>> Start

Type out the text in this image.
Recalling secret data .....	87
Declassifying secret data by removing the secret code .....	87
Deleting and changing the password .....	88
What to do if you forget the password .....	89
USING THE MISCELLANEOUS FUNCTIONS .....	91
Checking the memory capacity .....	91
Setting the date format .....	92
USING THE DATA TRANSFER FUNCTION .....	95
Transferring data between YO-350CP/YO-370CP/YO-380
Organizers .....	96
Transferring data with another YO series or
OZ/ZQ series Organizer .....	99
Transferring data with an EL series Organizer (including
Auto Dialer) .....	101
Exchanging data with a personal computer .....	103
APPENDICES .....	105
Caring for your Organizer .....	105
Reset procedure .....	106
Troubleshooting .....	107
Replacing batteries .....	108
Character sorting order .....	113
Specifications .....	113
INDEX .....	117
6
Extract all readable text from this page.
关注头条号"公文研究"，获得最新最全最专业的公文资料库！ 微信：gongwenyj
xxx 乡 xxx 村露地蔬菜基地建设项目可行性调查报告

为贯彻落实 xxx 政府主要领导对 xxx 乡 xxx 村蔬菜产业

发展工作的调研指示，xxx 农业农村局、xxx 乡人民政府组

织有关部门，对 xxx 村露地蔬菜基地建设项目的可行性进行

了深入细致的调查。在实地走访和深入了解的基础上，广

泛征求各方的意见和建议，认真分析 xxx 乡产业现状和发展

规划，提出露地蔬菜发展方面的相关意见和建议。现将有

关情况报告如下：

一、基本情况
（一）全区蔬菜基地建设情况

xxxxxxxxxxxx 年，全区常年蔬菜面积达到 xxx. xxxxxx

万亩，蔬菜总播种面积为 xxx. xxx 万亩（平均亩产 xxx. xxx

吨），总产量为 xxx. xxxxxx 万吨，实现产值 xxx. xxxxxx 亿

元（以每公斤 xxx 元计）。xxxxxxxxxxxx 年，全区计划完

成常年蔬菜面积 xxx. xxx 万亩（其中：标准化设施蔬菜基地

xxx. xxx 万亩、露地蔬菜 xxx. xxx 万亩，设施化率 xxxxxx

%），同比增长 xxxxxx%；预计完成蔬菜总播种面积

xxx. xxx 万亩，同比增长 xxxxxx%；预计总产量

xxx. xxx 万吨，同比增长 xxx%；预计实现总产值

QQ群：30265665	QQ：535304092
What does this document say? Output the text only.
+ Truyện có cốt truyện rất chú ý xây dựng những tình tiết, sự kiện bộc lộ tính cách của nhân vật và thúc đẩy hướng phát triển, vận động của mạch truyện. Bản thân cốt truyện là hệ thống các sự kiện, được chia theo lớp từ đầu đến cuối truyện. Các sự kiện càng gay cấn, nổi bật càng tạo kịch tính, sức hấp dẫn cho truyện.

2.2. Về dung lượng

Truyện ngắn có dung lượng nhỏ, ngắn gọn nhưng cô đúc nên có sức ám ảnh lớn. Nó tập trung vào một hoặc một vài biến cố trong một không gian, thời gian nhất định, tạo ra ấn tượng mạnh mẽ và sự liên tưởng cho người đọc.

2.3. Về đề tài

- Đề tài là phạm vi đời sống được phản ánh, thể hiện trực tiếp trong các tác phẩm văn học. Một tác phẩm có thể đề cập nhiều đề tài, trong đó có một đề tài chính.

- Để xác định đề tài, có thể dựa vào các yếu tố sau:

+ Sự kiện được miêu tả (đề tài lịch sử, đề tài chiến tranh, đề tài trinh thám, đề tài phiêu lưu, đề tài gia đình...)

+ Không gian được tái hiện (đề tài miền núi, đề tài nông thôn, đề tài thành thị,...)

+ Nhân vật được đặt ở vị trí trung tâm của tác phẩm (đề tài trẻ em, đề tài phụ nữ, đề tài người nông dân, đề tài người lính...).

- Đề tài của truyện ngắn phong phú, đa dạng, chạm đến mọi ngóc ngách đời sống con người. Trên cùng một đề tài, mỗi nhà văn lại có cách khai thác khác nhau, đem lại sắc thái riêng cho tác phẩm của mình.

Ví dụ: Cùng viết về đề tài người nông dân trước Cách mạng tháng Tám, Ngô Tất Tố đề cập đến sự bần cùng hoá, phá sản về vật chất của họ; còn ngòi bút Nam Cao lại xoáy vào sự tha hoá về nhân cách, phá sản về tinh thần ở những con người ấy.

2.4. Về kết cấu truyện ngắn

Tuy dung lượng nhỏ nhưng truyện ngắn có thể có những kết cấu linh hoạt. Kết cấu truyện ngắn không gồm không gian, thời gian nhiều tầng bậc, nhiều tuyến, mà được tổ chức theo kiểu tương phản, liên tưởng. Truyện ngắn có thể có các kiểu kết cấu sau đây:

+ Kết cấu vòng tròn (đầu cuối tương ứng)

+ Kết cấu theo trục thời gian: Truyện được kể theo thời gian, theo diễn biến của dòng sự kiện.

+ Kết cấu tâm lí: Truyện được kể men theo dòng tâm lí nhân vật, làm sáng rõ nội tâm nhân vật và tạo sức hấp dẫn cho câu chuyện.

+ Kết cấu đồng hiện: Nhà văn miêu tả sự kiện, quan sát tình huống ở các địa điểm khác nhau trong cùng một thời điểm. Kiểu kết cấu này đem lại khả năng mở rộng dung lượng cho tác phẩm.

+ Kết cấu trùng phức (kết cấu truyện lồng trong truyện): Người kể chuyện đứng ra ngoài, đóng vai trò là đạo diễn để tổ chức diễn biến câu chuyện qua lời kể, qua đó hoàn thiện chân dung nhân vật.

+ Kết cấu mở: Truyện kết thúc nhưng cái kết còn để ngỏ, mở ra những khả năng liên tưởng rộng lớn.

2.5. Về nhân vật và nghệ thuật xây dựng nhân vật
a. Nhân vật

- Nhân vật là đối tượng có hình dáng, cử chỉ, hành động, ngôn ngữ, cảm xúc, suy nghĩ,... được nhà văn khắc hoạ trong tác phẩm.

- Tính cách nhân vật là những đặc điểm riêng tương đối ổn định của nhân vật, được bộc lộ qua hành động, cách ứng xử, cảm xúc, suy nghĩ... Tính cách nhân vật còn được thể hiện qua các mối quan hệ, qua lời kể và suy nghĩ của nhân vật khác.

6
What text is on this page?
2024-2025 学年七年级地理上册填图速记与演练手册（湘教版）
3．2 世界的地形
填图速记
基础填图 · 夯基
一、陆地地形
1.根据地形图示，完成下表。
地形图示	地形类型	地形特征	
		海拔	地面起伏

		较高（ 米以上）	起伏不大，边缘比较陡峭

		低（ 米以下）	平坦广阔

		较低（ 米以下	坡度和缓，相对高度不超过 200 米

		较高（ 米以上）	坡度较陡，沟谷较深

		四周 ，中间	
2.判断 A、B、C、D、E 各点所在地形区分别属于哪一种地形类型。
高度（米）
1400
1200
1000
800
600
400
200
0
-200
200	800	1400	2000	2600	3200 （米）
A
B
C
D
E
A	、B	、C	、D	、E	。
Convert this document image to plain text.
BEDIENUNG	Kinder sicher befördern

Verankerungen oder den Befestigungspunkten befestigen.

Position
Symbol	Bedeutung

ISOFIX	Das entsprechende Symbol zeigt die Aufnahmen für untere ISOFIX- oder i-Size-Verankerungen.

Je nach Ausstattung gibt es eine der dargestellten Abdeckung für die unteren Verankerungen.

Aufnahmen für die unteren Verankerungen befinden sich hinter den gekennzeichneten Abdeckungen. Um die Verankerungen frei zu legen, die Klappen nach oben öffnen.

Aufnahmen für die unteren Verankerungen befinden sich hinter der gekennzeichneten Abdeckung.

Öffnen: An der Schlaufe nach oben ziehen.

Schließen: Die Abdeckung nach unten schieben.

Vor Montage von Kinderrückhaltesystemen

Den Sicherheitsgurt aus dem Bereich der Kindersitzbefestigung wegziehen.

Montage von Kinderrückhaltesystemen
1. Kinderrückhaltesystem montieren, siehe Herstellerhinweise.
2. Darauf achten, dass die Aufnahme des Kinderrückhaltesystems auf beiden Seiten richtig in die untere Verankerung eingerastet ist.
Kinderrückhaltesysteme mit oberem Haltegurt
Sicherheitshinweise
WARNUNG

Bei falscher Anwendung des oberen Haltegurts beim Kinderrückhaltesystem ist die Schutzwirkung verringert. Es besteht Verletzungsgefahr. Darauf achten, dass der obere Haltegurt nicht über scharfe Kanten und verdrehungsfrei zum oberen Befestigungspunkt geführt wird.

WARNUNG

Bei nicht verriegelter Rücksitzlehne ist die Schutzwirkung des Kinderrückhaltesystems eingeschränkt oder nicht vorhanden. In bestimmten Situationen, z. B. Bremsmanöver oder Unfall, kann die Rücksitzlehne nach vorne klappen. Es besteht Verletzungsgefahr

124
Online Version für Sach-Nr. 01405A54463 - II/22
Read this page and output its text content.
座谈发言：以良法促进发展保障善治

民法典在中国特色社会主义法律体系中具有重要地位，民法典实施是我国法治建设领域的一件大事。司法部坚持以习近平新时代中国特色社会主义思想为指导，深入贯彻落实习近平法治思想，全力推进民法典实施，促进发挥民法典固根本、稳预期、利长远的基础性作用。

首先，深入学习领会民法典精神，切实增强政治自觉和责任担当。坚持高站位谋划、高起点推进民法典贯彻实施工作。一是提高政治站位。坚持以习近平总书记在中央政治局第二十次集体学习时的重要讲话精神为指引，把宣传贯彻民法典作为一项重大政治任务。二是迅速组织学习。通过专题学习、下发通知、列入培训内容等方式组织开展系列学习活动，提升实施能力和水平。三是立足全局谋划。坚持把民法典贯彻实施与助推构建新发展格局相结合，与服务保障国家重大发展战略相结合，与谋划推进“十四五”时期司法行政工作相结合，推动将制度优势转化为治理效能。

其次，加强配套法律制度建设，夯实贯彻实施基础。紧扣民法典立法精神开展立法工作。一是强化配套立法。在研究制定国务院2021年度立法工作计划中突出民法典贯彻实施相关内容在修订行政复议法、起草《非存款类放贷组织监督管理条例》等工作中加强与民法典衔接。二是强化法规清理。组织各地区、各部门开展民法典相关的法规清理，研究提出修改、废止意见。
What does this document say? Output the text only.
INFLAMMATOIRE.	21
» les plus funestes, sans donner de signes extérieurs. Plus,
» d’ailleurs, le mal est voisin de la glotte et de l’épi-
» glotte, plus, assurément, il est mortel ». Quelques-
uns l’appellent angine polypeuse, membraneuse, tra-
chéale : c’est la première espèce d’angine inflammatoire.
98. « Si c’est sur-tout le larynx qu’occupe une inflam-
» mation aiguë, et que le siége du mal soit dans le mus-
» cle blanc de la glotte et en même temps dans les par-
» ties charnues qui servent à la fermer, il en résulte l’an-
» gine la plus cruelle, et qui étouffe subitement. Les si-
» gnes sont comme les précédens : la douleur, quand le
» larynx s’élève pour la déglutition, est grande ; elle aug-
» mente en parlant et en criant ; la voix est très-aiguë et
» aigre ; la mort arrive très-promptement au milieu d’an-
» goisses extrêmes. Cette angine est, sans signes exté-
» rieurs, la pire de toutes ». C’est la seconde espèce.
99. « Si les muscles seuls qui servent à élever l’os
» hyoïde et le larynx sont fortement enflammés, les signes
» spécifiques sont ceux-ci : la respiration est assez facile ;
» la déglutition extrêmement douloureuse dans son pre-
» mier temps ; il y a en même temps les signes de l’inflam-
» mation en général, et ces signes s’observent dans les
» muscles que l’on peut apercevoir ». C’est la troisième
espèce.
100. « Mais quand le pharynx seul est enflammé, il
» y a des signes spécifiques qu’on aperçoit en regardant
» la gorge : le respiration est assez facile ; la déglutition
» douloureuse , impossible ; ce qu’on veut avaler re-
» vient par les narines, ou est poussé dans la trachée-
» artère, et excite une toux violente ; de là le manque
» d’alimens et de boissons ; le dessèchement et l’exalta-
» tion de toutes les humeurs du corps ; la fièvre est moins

>> End

• [Short problem]
Find "chức". Copy every line it occurs in.

• [Task answer]
Tuy dung lượng nhỏ nhưng truyện ngắn có thể có những kết cấu linh hoạt. Kết cấu truyện ngắn không gồm không gian, thời gian nhiều tầng bậc, nhiều tuyến, mà được tổ chức theo kiểu tương phản, liên tưởng. Truyện ngắn có thể có các kiểu kết cấu sau đây:
+ Kết cấu trùng phức (kết cấu truyện lồng trong truyện): Người kể chuyện đứng ra ngoài, đóng vai trò là đạo diễn để tổ chức diễn biến câu chuyện qua lời kể, qua đó hoàn thiện chân dung nhân vật.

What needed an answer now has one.